GIVEN EXERCISE: Search the records for the word "this" and pick out every line that has it.

RECORDS FOR PROCESSING:
------------------------------

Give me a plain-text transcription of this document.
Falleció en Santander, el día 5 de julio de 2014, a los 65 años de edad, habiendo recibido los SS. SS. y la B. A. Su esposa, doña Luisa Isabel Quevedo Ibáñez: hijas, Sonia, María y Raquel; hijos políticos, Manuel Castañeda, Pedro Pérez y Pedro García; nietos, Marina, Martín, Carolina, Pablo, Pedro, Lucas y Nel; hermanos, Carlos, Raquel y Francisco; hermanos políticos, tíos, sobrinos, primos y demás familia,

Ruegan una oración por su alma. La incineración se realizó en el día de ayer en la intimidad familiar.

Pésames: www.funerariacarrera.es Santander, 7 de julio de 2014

------------------------------

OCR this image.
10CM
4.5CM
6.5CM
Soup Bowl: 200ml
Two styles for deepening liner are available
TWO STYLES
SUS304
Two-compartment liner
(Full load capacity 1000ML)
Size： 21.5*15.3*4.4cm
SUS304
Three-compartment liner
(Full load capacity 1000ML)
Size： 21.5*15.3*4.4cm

------------------------------

RESULT:
Give me a plain-text transcription of this document.
OCR this image.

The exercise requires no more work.